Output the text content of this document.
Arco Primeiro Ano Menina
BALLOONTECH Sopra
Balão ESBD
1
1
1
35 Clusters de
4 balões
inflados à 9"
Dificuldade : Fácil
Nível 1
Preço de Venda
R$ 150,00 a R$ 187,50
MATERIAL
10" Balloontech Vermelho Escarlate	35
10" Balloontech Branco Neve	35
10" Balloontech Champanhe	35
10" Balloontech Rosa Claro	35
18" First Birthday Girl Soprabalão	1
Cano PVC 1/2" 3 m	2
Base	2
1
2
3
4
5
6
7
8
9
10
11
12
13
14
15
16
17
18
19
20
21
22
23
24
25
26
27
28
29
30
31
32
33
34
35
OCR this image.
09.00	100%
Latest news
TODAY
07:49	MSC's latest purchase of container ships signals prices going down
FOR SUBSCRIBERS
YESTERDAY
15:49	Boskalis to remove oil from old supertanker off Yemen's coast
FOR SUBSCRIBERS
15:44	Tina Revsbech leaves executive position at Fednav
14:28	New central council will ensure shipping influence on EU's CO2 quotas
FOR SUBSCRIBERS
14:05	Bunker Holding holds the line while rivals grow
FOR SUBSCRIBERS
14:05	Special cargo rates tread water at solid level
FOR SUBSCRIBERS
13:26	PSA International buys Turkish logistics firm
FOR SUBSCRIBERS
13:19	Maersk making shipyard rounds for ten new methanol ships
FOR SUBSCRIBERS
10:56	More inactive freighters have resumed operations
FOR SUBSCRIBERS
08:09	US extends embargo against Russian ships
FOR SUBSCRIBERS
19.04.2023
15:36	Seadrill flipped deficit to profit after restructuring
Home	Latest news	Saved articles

■ ■ ■ ■ ■

▸ What is expected: Each record above should be restated word for word.

▸ Answer to the exercise:
Output the text content of this document.
Arco Primeiro Ano Menina
BALLOONTECH Sopra
Balão ESBD
1
1
1
35 Clusters de
4 balões
inflados à 9"
Dificuldade : Fácil
Nível 1
Preço de Venda
R$ 150,00 a R$ 187,50
MATERIAL
10" Balloontech Vermelho Escarlate	35
10" Balloontech Branco Neve	35
10" Balloontech Champanhe	35
10" Balloontech Rosa Claro	35
18" First Birthday Girl Soprabalão	1
Cano PVC 1/2" 3 m	2
Base	2
1
2
3
4
5
6
7
8
9
10
11
12
13
14
15
16
17
18
19
20
21
22
23
24
25
26
27
28
29
30
31
32
33
34
35
OCR this image.
09.00	100%
Latest news
TODAY
07:49	MSC's latest purchase of container ships signals prices going down
FOR SUBSCRIBERS
YESTERDAY
15:49	Boskalis to remove oil from old supertanker off Yemen's coast
FOR SUBSCRIBERS
15:44	Tina Revsbech leaves executive position at Fednav
14:28	New central council will ensure shipping influence on EU's CO2 quotas
FOR SUBSCRIBERS
14:05	Bunker Holding holds the line while rivals grow
FOR SUBSCRIBERS
14:05	Special cargo rates tread water at solid level
FOR SUBSCRIBERS
13:26	PSA International buys Turkish logistics firm
FOR SUBSCRIBERS
13:19	Maersk making shipyard rounds for ten new methanol ships
FOR SUBSCRIBERS
10:56	More inactive freighters have resumed operations
FOR SUBSCRIBERS
08:09	US extends embargo against Russian ships
FOR SUBSCRIBERS
19.04.2023
15:36	Seadrill flipped deficit to profit after restructuring
Home	Latest news	Saved articles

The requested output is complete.